Below are the records; pull every line that includes "icon".

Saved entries
>> Start
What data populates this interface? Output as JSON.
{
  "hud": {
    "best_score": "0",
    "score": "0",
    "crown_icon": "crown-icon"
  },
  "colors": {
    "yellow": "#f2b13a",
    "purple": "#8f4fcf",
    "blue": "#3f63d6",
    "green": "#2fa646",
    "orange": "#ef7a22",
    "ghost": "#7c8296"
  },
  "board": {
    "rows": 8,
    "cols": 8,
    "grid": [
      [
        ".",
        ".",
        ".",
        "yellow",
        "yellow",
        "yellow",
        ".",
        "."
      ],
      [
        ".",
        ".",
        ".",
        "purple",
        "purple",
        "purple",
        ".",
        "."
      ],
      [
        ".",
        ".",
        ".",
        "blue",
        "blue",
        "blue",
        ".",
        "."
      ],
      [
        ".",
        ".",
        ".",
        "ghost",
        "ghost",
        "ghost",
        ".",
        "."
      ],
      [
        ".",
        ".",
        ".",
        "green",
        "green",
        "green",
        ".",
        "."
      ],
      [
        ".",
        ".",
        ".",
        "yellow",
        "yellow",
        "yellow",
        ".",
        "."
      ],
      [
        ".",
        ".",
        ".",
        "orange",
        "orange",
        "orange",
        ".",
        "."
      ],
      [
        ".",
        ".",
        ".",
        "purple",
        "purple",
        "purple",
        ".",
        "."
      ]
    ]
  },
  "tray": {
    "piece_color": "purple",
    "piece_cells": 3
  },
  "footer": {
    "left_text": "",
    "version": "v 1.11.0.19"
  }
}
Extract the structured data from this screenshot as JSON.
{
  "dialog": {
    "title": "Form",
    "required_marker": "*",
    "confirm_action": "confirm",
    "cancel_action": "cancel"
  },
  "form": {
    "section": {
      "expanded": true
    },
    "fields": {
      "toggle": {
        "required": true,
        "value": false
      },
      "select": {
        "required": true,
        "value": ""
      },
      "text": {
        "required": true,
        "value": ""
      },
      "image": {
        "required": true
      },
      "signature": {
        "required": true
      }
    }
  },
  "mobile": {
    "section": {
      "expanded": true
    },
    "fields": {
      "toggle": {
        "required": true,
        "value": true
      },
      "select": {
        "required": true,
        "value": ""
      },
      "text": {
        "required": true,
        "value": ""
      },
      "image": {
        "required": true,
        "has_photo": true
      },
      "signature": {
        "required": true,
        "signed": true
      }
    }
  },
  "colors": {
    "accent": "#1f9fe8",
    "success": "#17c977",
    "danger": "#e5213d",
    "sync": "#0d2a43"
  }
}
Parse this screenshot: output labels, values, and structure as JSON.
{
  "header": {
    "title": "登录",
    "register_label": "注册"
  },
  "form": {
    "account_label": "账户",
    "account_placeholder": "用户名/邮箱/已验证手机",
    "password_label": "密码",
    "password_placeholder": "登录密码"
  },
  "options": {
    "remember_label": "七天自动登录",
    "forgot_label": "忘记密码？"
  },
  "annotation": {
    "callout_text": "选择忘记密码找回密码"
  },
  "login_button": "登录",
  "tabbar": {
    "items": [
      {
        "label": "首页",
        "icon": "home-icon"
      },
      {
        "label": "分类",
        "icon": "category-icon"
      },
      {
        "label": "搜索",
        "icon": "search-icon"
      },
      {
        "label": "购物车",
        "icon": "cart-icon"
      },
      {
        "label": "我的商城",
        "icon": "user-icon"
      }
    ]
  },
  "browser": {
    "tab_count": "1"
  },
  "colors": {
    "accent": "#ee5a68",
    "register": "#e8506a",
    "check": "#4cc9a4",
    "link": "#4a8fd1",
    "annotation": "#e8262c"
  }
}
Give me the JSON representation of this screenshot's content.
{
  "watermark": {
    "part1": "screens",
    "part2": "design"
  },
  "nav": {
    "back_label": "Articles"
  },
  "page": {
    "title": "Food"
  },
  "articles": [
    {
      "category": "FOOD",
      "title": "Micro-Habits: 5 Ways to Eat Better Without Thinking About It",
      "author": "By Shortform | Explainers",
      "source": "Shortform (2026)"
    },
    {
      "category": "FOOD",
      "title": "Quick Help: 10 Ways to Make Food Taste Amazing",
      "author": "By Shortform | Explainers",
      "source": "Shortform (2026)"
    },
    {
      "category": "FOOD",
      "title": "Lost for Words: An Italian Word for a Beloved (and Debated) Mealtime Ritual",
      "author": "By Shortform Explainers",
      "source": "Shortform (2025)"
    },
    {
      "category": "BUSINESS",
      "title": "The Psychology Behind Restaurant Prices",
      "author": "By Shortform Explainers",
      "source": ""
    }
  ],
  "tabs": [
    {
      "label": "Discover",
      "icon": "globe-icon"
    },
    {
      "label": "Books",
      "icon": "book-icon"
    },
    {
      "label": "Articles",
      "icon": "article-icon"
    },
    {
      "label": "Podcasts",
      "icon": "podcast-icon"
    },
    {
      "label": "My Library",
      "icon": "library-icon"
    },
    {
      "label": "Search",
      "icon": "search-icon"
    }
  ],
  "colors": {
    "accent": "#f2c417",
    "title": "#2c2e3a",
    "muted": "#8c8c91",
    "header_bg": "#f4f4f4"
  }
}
>> End
**Finished exercise**
    "crown_icon": "crown-icon"
        "icon": "home-icon"
        "icon": "category-icon"
        "icon": "search-icon"
        "icon": "cart-icon"
        "icon": "user-icon"
      "icon": "globe-icon"
      "icon": "book-icon"
      "icon": "article-icon"
      "icon": "podcast-icon"
      "icon": "library-icon"
      "icon": "search-icon"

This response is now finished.